>> start Exercise data

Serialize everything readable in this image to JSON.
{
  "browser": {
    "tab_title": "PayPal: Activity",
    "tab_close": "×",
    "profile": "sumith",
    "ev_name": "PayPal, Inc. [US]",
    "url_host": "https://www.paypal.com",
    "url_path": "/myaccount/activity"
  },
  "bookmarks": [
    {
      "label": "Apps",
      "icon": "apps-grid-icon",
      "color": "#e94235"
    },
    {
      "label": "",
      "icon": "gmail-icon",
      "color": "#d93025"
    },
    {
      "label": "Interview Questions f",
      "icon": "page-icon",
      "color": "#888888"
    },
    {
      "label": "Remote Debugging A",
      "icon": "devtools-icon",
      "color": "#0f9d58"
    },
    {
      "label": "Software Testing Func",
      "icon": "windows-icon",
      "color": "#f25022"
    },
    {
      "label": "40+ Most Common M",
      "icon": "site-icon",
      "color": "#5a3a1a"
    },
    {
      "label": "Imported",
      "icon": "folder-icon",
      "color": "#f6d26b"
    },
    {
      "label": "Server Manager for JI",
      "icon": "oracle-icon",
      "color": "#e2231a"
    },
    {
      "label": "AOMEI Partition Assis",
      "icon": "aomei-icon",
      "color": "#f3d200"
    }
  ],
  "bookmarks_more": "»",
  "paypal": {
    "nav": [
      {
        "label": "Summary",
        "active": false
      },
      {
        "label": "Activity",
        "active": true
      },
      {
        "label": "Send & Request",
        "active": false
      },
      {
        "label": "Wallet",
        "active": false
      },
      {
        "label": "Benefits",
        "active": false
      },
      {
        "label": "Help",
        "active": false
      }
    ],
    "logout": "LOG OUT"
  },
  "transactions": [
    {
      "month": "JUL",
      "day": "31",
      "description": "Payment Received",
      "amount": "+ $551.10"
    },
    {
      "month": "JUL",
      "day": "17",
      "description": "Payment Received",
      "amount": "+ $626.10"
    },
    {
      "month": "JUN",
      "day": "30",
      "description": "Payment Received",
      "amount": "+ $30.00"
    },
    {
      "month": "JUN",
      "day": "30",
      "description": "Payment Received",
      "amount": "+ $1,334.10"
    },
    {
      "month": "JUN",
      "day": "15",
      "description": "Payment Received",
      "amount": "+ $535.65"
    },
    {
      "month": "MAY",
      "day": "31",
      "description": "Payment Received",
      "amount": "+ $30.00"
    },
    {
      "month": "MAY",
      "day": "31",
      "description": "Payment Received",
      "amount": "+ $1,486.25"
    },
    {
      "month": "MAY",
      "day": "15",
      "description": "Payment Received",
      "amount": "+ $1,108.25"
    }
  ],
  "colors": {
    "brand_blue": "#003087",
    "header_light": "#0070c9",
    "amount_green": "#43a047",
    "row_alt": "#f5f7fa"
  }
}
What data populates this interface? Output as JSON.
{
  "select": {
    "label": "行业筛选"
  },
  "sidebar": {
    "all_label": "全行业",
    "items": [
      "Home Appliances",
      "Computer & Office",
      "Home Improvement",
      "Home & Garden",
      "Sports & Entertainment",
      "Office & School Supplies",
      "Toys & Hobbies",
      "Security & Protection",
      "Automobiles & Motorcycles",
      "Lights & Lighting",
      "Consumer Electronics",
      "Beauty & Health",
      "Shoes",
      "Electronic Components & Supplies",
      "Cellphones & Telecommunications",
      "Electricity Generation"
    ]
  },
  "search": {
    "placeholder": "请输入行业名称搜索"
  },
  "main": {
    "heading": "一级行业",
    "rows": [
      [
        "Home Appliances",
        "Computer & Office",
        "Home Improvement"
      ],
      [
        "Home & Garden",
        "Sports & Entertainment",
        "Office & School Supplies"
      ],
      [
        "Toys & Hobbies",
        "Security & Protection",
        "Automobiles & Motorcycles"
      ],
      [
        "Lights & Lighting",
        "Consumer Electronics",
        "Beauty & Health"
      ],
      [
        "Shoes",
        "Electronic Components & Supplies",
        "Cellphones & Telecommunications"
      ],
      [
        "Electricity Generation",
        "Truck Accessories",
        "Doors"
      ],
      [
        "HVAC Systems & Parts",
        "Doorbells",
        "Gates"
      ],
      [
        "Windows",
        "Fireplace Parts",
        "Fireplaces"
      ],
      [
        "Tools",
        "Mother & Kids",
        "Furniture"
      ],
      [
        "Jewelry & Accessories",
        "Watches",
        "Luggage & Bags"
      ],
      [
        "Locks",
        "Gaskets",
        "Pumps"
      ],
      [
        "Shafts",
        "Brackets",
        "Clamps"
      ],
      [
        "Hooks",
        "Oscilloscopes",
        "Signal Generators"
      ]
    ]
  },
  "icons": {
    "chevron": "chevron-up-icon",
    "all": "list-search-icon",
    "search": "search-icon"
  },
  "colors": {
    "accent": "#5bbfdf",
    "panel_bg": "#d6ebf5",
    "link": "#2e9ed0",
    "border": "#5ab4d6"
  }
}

>> end Exercise data

Brief
Every entry above needs to be quoted exactly.

Reply
Serialize everything readable in this image to JSON.
{
  "browser": {
    "tab_title": "PayPal: Activity",
    "tab_close": "×",
    "profile": "sumith",
    "ev_name": "PayPal, Inc. [US]",
    "url_host": "https://www.paypal.com",
    "url_path": "/myaccount/activity"
  },
  "bookmarks": [
    {
      "label": "Apps",
      "icon": "apps-grid-icon",
      "color": "#e94235"
    },
    {
      "label": "",
      "icon": "gmail-icon",
      "color": "#d93025"
    },
    {
      "label": "Interview Questions f",
      "icon": "page-icon",
      "color": "#888888"
    },
    {
      "label": "Remote Debugging A",
      "icon": "devtools-icon",
      "color": "#0f9d58"
    },
    {
      "label": "Software Testing Func",
      "icon": "windows-icon",
      "color": "#f25022"
    },
    {
      "label": "40+ Most Common M",
      "icon": "site-icon",
      "color": "#5a3a1a"
    },
    {
      "label": "Imported",
      "icon": "folder-icon",
      "color": "#f6d26b"
    },
    {
      "label": "Server Manager for JI",
      "icon": "oracle-icon",
      "color": "#e2231a"
    },
    {
      "label": "AOMEI Partition Assis",
      "icon": "aomei-icon",
      "color": "#f3d200"
    }
  ],
  "bookmarks_more": "»",
  "paypal": {
    "nav": [
      {
        "label": "Summary",
        "active": false
      },
      {
        "label": "Activity",
        "active": true
      },
      {
        "label": "Send & Request",
        "active": false
      },
      {
        "label": "Wallet",
        "active": false
      },
      {
        "label": "Benefits",
        "active": false
      },
      {
        "label": "Help",
        "active": false
      }
    ],
    "logout": "LOG OUT"
  },
  "transactions": [
    {
      "month": "JUL",
      "day": "31",
      "description": "Payment Received",
      "amount": "+ $551.10"
    },
    {
      "month": "JUL",
      "day": "17",
      "description": "Payment Received",
      "amount": "+ $626.10"
    },
    {
      "month": "JUN",
      "day": "30",
      "description": "Payment Received",
      "amount": "+ $30.00"
    },
    {
      "month": "JUN",
      "day": "30",
      "description": "Payment Received",
      "amount": "+ $1,334.10"
    },
    {
      "month": "JUN",
      "day": "15",
      "description": "Payment Received",
      "amount": "+ $535.65"
    },
    {
      "month": "MAY",
      "day": "31",
      "description": "Payment Received",
      "amount": "+ $30.00"
    },
    {
      "month": "MAY",
      "day": "31",
      "description": "Payment Received",
      "amount": "+ $1,486.25"
    },
    {
      "month": "MAY",
      "day": "15",
      "description": "Payment Received",
      "amount": "+ $1,108.25"
    }
  ],
  "colors": {
    "brand_blue": "#003087",
    "header_light": "#0070c9",
    "amount_green": "#43a047",
    "row_alt": "#f5f7fa"
  }
}
What data populates this interface? Output as JSON.
{
  "select": {
    "label": "行业筛选"
  },
  "sidebar": {
    "all_label": "全行业",
    "items": [
      "Home Appliances",
      "Computer & Office",
      "Home Improvement",
      "Home & Garden",
      "Sports & Entertainment",
      "Office & School Supplies",
      "Toys & Hobbies",
      "Security & Protection",
      "Automobiles & Motorcycles",
      "Lights & Lighting",
      "Consumer Electronics",
      "Beauty & Health",
      "Shoes",
      "Electronic Components & Supplies",
      "Cellphones & Telecommunications",
      "Electricity Generation"
    ]
  },
  "search": {
    "placeholder": "请输入行业名称搜索"
  },
  "main": {
    "heading": "一级行业",
    "rows": [
      [
        "Home Appliances",
        "Computer & Office",
        "Home Improvement"
      ],
      [
        "Home & Garden",
        "Sports & Entertainment",
        "Office & School Supplies"
      ],
      [
        "Toys & Hobbies",
        "Security & Protection",
        "Automobiles & Motorcycles"
      ],
      [
        "Lights & Lighting",
        "Consumer Electronics",
        "Beauty & Health"
      ],
      [
        "Shoes",
        "Electronic Components & Supplies",
        "Cellphones & Telecommunications"
      ],
      [
        "Electricity Generation",
        "Truck Accessories",
        "Doors"
      ],
      [
        "HVAC Systems & Parts",
        "Doorbells",
        "Gates"
      ],
      [
        "Windows",
        "Fireplace Parts",
        "Fireplaces"
      ],
      [
        "Tools",
        "Mother & Kids",
        "Furniture"
      ],
      [
        "Jewelry & Accessories",
        "Watches",
        "Luggage & Bags"
      ],
      [
        "Locks",
        "Gaskets",
        "Pumps"
      ],
      [
        "Shafts",
        "Brackets",
        "Clamps"
      ],
      [
        "Hooks",
        "Oscilloscopes",
        "Signal Generators"
      ]
    ]
  },
  "icons": {
    "chevron": "chevron-up-icon",
    "all": "list-search-icon",
    "search": "search-icon"
  },
  "colors": {
    "accent": "#5bbfdf",
    "panel_bg": "#d6ebf5",
    "link": "#2e9ed0",
    "border": "#5ab4d6"
  }
}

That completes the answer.